▶ [Given records]:

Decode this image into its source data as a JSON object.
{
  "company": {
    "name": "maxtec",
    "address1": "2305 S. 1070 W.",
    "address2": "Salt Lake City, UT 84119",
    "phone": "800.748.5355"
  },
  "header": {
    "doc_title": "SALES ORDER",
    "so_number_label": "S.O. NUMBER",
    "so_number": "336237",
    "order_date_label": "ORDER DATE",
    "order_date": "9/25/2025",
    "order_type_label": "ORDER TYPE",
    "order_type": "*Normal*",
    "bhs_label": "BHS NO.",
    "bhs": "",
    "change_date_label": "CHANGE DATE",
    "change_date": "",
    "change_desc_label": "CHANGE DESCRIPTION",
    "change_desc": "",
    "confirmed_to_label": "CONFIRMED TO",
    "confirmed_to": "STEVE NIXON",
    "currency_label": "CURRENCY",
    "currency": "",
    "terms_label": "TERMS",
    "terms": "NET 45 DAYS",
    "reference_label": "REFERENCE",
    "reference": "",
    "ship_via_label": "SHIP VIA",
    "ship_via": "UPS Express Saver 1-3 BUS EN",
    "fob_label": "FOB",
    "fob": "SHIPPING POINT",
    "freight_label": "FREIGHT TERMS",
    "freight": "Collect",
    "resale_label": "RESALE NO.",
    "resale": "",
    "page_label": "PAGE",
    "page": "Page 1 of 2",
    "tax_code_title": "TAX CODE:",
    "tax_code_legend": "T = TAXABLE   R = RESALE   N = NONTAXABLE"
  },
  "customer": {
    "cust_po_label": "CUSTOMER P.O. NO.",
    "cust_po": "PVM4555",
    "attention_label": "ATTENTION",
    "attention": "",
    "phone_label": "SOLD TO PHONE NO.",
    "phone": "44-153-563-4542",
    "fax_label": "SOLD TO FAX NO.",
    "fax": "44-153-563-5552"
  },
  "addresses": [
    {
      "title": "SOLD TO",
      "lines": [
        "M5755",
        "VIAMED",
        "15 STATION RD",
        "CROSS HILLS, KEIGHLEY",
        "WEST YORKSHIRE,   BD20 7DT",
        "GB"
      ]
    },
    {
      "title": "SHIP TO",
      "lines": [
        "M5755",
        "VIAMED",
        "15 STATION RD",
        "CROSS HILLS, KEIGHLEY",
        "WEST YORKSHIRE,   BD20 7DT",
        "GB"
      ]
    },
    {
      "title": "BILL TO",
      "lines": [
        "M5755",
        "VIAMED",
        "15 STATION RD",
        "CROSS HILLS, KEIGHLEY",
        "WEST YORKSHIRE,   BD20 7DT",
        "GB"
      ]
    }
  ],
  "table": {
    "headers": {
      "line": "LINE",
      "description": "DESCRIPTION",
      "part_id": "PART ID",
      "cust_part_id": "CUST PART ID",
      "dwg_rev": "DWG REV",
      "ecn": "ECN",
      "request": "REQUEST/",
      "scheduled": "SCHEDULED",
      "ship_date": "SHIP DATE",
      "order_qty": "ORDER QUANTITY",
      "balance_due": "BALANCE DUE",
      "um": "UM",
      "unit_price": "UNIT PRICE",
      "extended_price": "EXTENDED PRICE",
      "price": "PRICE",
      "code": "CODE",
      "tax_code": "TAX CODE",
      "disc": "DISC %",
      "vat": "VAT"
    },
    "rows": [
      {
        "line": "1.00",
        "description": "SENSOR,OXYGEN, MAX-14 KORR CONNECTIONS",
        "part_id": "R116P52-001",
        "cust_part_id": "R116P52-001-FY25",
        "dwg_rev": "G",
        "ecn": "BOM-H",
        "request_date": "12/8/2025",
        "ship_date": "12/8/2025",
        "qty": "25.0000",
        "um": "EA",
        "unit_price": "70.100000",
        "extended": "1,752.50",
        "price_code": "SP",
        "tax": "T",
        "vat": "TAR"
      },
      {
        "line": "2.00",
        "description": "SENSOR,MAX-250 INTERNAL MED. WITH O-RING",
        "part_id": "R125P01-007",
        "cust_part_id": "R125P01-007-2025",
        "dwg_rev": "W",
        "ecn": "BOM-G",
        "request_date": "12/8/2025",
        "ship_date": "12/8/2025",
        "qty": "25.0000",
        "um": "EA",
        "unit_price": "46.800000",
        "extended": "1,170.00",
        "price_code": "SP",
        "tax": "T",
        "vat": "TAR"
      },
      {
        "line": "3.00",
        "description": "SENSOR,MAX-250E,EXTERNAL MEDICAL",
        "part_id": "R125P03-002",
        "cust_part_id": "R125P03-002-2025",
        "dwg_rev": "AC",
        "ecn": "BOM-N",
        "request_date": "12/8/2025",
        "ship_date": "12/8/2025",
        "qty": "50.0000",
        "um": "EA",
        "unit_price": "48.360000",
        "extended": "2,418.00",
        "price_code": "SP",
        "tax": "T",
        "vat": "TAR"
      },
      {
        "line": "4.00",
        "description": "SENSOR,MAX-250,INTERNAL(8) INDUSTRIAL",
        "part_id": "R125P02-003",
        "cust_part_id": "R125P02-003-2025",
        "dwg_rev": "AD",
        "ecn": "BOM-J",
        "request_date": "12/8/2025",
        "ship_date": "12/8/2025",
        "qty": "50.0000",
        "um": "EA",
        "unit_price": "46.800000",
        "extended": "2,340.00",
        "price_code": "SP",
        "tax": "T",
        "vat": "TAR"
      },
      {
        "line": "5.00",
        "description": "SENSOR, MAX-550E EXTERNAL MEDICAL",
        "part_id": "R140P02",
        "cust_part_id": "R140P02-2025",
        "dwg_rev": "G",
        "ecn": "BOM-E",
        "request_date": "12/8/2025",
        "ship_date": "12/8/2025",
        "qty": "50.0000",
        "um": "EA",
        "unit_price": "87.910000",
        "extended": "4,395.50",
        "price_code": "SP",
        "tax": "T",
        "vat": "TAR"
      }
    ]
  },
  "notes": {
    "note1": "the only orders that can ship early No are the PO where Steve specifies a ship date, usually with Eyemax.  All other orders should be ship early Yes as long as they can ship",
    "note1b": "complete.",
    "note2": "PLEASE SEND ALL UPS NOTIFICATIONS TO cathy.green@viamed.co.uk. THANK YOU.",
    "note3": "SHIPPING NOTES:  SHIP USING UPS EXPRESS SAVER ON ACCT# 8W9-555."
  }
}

▶ [To be done]:
Emit the records above again, exactly, with no line skipped.

▶ [Solution to this problem]:
Decode this image into its source data as a JSON object.
{
  "company": {
    "name": "maxtec",
    "address1": "2305 S. 1070 W.",
    "address2": "Salt Lake City, UT 84119",
    "phone": "800.748.5355"
  },
  "header": {
    "doc_title": "SALES ORDER",
    "so_number_label": "S.O. NUMBER",
    "so_number": "336237",
    "order_date_label": "ORDER DATE",
    "order_date": "9/25/2025",
    "order_type_label": "ORDER TYPE",
    "order_type": "*Normal*",
    "bhs_label": "BHS NO.",
    "bhs": "",
    "change_date_label": "CHANGE DATE",
    "change_date": "",
    "change_desc_label": "CHANGE DESCRIPTION",
    "change_desc": "",
    "confirmed_to_label": "CONFIRMED TO",
    "confirmed_to": "STEVE NIXON",
    "currency_label": "CURRENCY",
    "currency": "",
    "terms_label": "TERMS",
    "terms": "NET 45 DAYS",
    "reference_label": "REFERENCE",
    "reference": "",
    "ship_via_label": "SHIP VIA",
    "ship_via": "UPS Express Saver 1-3 BUS EN",
    "fob_label": "FOB",
    "fob": "SHIPPING POINT",
    "freight_label": "FREIGHT TERMS",
    "freight": "Collect",
    "resale_label": "RESALE NO.",
    "resale": "",
    "page_label": "PAGE",
    "page": "Page 1 of 2",
    "tax_code_title": "TAX CODE:",
    "tax_code_legend": "T = TAXABLE   R = RESALE   N = NONTAXABLE"
  },
  "customer": {
    "cust_po_label": "CUSTOMER P.O. NO.",
    "cust_po": "PVM4555",
    "attention_label": "ATTENTION",
    "attention": "",
    "phone_label": "SOLD TO PHONE NO.",
    "phone": "44-153-563-4542",
    "fax_label": "SOLD TO FAX NO.",
    "fax": "44-153-563-5552"
  },
  "addresses": [
    {
      "title": "SOLD TO",
      "lines": [
        "M5755",
        "VIAMED",
        "15 STATION RD",
        "CROSS HILLS, KEIGHLEY",
        "WEST YORKSHIRE,   BD20 7DT",
        "GB"
      ]
    },
    {
      "title": "SHIP TO",
      "lines": [
        "M5755",
        "VIAMED",
        "15 STATION RD",
        "CROSS HILLS, KEIGHLEY",
        "WEST YORKSHIRE,   BD20 7DT",
        "GB"
      ]
    },
    {
      "title": "BILL TO",
      "lines": [
        "M5755",
        "VIAMED",
        "15 STATION RD",
        "CROSS HILLS, KEIGHLEY",
        "WEST YORKSHIRE,   BD20 7DT",
        "GB"
      ]
    }
  ],
  "table": {
    "headers": {
      "line": "LINE",
      "description": "DESCRIPTION",
      "part_id": "PART ID",
      "cust_part_id": "CUST PART ID",
      "dwg_rev": "DWG REV",
      "ecn": "ECN",
      "request": "REQUEST/",
      "scheduled": "SCHEDULED",
      "ship_date": "SHIP DATE",
      "order_qty": "ORDER QUANTITY",
      "balance_due": "BALANCE DUE",
      "um": "UM",
      "unit_price": "UNIT PRICE",
      "extended_price": "EXTENDED PRICE",
      "price": "PRICE",
      "code": "CODE",
      "tax_code": "TAX CODE",
      "disc": "DISC %",
      "vat": "VAT"
    },
    "rows": [
      {
        "line": "1.00",
        "description": "SENSOR,OXYGEN, MAX-14 KORR CONNECTIONS",
        "part_id": "R116P52-001",
        "cust_part_id": "R116P52-001-FY25",
        "dwg_rev": "G",
        "ecn": "BOM-H",
        "request_date": "12/8/2025",
        "ship_date": "12/8/2025",
        "qty": "25.0000",
        "um": "EA",
        "unit_price": "70.100000",
        "extended": "1,752.50",
        "price_code": "SP",
        "tax": "T",
        "vat": "TAR"
      },
      {
        "line": "2.00",
        "description": "SENSOR,MAX-250 INTERNAL MED. WITH O-RING",
        "part_id": "R125P01-007",
        "cust_part_id": "R125P01-007-2025",
        "dwg_rev": "W",
        "ecn": "BOM-G",
        "request_date": "12/8/2025",
        "ship_date": "12/8/2025",
        "qty": "25.0000",
        "um": "EA",
        "unit_price": "46.800000",
        "extended": "1,170.00",
        "price_code": "SP",
        "tax": "T",
        "vat": "TAR"
      },
      {
        "line": "3.00",
        "description": "SENSOR,MAX-250E,EXTERNAL MEDICAL",
        "part_id": "R125P03-002",
        "cust_part_id": "R125P03-002-2025",
        "dwg_rev": "AC",
        "ecn": "BOM-N",
        "request_date": "12/8/2025",
        "ship_date": "12/8/2025",
        "qty": "50.0000",
        "um": "EA",
        "unit_price": "48.360000",
        "extended": "2,418.00",
        "price_code": "SP",
        "tax": "T",
        "vat": "TAR"
      },
      {
        "line": "4.00",
        "description": "SENSOR,MAX-250,INTERNAL(8) INDUSTRIAL",
        "part_id": "R125P02-003",
        "cust_part_id": "R125P02-003-2025",
        "dwg_rev": "AD",
        "ecn": "BOM-J",
        "request_date": "12/8/2025",
        "ship_date": "12/8/2025",
        "qty": "50.0000",
        "um": "EA",
        "unit_price": "46.800000",
        "extended": "2,340.00",
        "price_code": "SP",
        "tax": "T",
        "vat": "TAR"
      },
      {
        "line": "5.00",
        "description": "SENSOR, MAX-550E EXTERNAL MEDICAL",
        "part_id": "R140P02",
        "cust_part_id": "R140P02-2025",
        "dwg_rev": "G",
        "ecn": "BOM-E",
        "request_date": "12/8/2025",
        "ship_date": "12/8/2025",
        "qty": "50.0000",
        "um": "EA",
        "unit_price": "87.910000",
        "extended": "4,395.50",
        "price_code": "SP",
        "tax": "T",
        "vat": "TAR"
      }
    ]
  },
  "notes": {
    "note1": "the only orders that can ship early No are the PO where Steve specifies a ship date, usually with Eyemax.  All other orders should be ship early Yes as long as they can ship",
    "note1b": "complete.",
    "note2": "PLEASE SEND ALL UPS NOTIFICATIONS TO cathy.green@viamed.co.uk. THANK YOU.",
    "note3": "SHIPPING NOTES:  SHIP USING UPS EXPRESS SAVER ON ACCT# 8W9-555."
  }
}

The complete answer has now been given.